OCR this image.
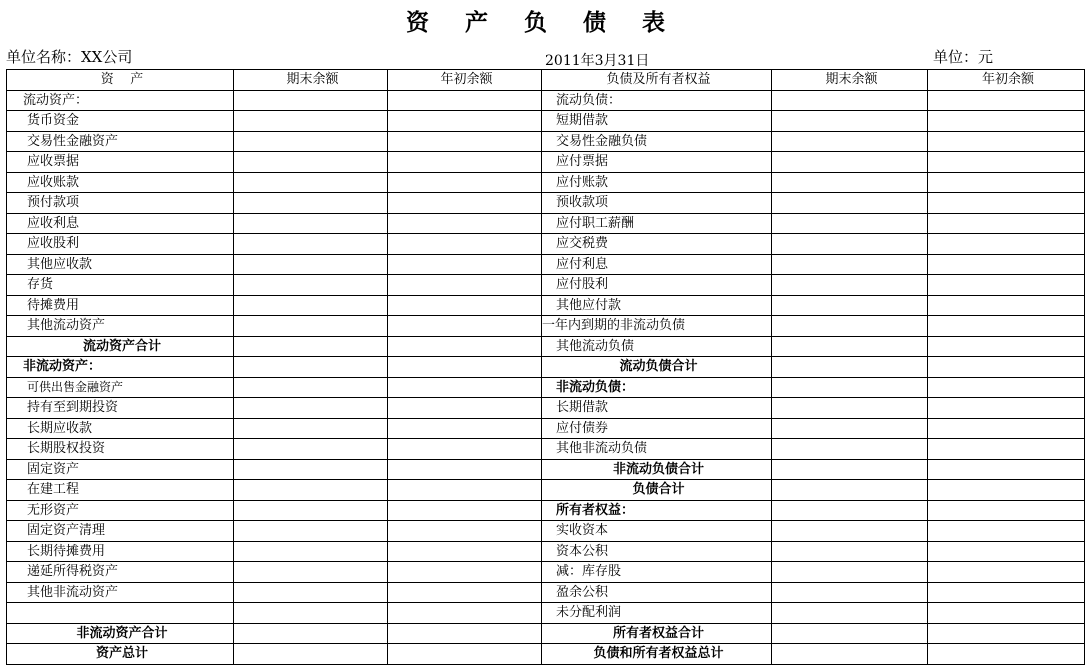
资 产 负 债 表
单位名称：XX公司	2011年3月31日	单位：元
资    产	期末余额	年初余额	负债及所有者权益	期末余额	年初余额
流动资产：			流动负债：		
货币资金			短期借款		
交易性金融资产			交易性金融负债		
应收票据			应付票据		
应收账款			应付账款		
预付款项			预收款项		
应收利息			应付职工薪酬		
应收股利			应交税费		
其他应收款			应付利息		
存货			应付股利		
待摊费用			其他应付款		
其他流动资产			一年内到期的非流动负债		
流动资产合计			其他流动负债		
非流动资产：			流动负债合计		
可供出售金融资产			非流动负债：		
持有至到期投资			长期借款		
长期应收款			应付债券		
长期股权投资			其他非流动负债		
固定资产			非流动负债合计		
在建工程			负债合计		
无形资产			所有者权益：		
固定资产清理			实收资本		
长期待摊费用			资本公积		
递延所得税资产			减：库存股		
其他非流动资产			盈余公积		
			未分配利润		
非流动资产合计			所有者权益合计		
资产总计			负债和所有者权益总计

+++++

▸ **Description of the task**: Output, exactly, all the records above; include no pictures.

▸ **Complete answer**:
OCR this image.
资 产 负 债 表
单位名称：XX公司	2011年3月31日	单位：元
资    产	期末余额	年初余额	负债及所有者权益	期末余额	年初余额
流动资产：			流动负债：		
货币资金			短期借款		
交易性金融资产			交易性金融负债		
应收票据			应付票据		
应收账款			应付账款		
预付款项			预收款项		
应收利息			应付职工薪酬		
应收股利			应交税费		
其他应收款			应付利息		
存货			应付股利		
待摊费用			其他应付款		
其他流动资产			一年内到期的非流动负债		
流动资产合计			其他流动负债		
非流动资产：			流动负债合计		
可供出售金融资产			非流动负债：		
持有至到期投资			长期借款		
长期应收款			应付债券		
长期股权投资			其他非流动负债		
固定资产			非流动负债合计		
在建工程			负债合计		
无形资产			所有者权益：		
固定资产清理			实收资本		
长期待摊费用			资本公积		
递延所得税资产			减：库存股		
其他非流动资产			盈余公积		
			未分配利润		
非流动资产合计			所有者权益合计		
资产总计			负债和所有者权益总计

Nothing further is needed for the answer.